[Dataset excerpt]
Start

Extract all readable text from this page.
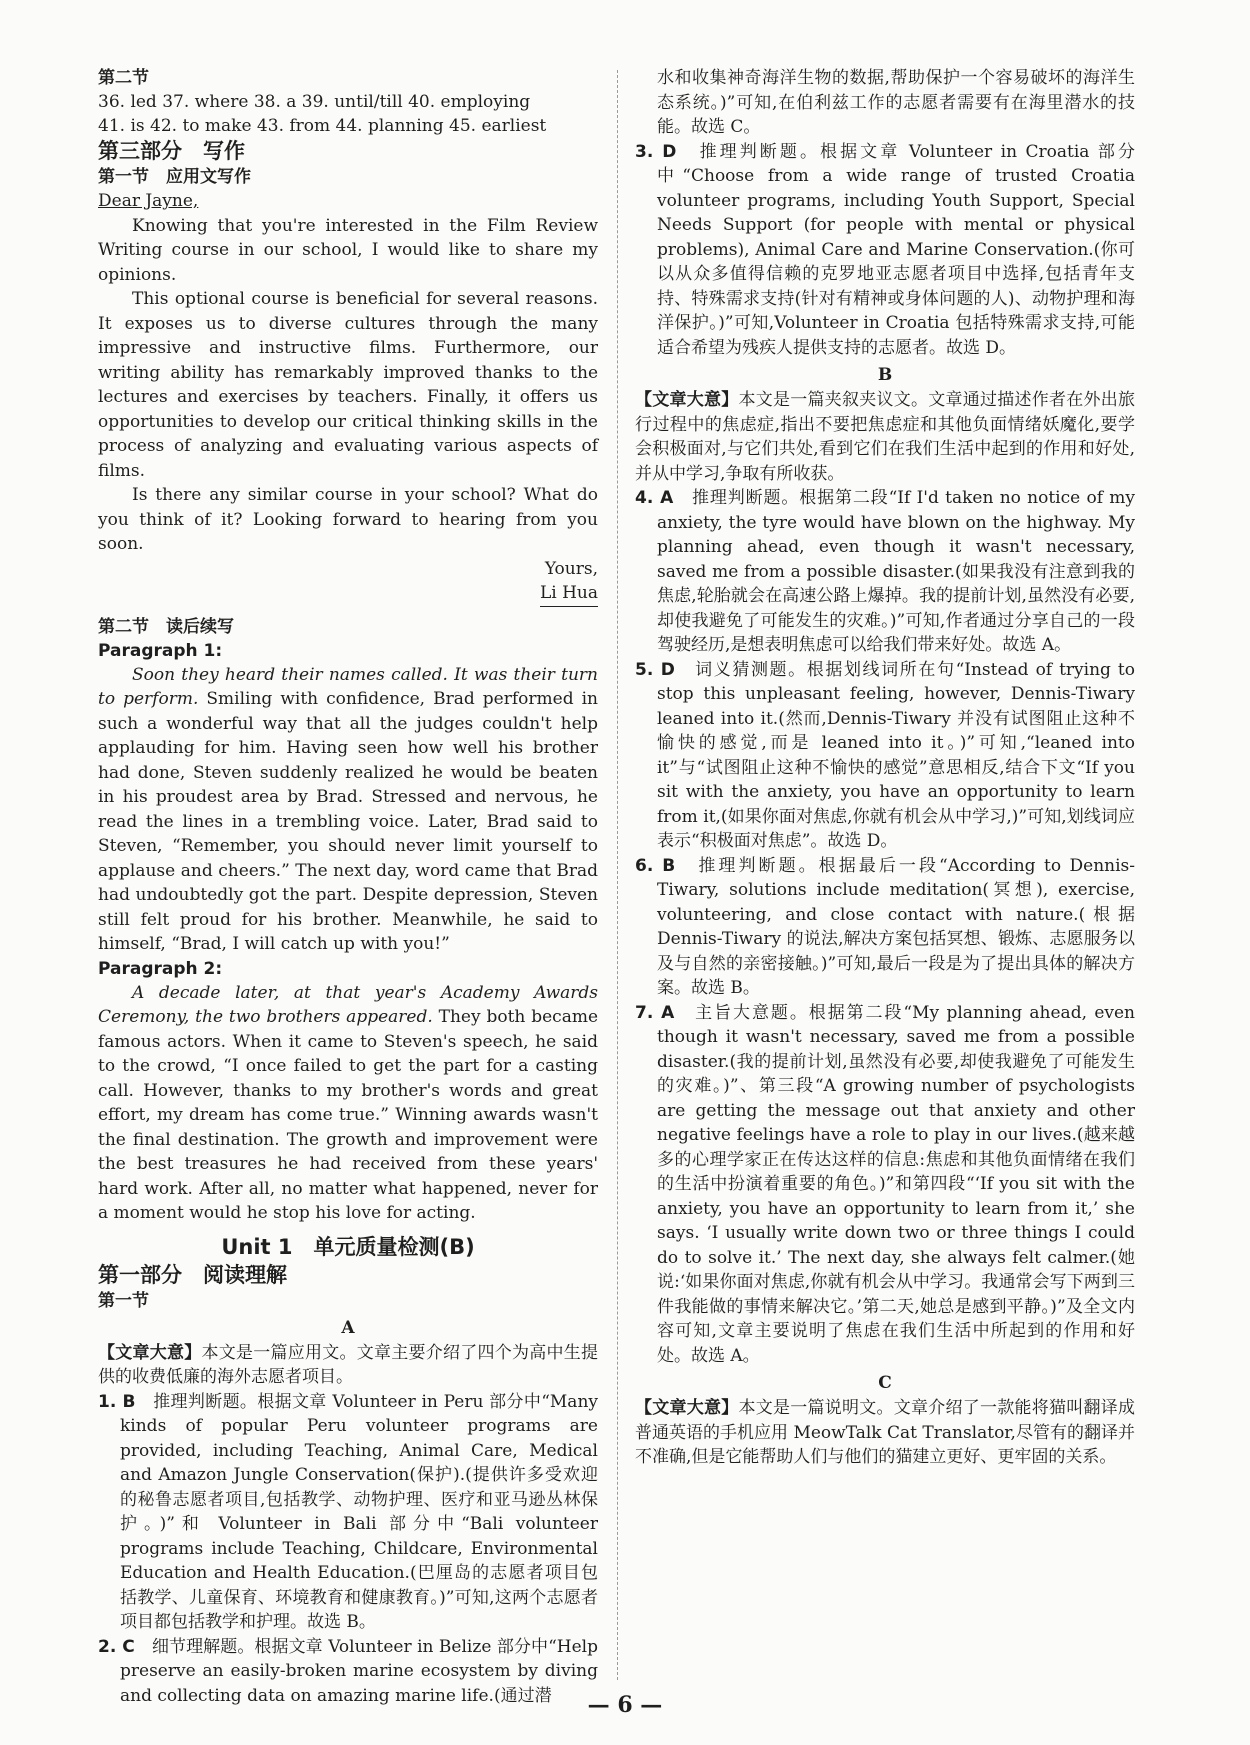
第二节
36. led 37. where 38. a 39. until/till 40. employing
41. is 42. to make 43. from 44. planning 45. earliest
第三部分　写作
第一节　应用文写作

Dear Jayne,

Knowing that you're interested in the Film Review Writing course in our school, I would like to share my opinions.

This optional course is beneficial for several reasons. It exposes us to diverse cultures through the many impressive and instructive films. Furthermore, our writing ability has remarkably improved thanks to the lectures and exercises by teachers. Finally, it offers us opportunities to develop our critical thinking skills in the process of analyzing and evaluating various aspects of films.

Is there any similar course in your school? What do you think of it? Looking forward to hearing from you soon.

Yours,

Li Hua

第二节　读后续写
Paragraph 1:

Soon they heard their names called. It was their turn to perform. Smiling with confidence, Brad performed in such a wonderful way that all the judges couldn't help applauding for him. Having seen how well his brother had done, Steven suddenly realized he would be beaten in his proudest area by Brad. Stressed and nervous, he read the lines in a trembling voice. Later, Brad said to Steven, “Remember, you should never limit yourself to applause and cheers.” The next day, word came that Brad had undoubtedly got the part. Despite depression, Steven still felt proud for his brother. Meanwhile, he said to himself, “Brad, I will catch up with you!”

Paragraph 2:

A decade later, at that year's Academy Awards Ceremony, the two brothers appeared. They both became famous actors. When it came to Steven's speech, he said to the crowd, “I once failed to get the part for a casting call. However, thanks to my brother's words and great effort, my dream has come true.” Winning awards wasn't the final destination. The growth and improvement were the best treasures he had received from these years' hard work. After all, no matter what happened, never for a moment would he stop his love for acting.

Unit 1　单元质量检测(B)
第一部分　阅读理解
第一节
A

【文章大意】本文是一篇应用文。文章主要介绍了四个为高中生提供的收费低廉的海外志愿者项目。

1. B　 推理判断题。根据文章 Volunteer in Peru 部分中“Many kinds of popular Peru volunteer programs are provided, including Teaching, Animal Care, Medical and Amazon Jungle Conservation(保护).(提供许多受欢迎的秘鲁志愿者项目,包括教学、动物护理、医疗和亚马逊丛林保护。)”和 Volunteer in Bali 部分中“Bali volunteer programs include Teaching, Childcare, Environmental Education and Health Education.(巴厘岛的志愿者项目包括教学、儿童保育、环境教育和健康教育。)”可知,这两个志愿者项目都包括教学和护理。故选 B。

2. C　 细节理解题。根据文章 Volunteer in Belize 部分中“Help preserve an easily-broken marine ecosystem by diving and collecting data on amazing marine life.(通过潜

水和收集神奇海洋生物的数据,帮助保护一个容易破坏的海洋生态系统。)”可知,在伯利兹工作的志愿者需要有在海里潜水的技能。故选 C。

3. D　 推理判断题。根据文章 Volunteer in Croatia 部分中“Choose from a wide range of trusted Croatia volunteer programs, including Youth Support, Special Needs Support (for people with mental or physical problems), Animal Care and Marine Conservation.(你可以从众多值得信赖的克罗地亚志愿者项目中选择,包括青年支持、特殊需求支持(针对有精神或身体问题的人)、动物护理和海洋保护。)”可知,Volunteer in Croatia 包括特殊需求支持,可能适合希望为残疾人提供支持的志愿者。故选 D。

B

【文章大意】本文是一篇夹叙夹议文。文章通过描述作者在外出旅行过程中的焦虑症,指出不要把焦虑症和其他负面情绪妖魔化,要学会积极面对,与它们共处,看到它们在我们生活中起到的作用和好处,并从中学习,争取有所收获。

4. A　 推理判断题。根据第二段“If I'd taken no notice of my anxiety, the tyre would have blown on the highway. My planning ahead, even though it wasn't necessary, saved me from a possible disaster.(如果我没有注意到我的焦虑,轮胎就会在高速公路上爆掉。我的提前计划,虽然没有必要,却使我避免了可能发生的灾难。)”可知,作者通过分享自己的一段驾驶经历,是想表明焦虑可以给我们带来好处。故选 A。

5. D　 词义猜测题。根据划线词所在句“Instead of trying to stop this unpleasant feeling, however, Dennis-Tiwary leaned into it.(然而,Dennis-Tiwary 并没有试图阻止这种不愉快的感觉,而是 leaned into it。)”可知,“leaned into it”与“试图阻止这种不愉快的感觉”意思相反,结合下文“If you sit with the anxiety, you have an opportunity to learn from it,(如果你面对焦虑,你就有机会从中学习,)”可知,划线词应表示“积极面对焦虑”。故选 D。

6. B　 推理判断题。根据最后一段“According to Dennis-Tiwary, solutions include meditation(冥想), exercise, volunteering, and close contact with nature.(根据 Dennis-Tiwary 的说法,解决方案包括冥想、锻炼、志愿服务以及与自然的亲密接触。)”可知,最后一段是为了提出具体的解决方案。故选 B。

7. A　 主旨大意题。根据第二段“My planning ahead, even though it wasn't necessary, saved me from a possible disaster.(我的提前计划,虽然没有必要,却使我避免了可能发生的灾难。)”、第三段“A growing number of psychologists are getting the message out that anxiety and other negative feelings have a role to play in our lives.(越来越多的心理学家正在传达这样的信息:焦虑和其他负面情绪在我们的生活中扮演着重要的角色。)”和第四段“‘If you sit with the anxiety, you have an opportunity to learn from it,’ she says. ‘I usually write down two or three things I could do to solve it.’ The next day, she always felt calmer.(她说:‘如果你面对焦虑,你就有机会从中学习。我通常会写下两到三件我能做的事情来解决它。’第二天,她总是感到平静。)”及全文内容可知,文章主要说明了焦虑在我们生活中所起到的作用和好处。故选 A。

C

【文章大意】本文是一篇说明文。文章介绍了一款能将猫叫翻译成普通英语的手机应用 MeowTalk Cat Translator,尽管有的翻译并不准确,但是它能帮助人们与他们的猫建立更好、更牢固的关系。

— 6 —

End

* **CHALLENGE**
Say how many lines above contain the string "school". Answer with the number only.

* **THE RESPONSE**
2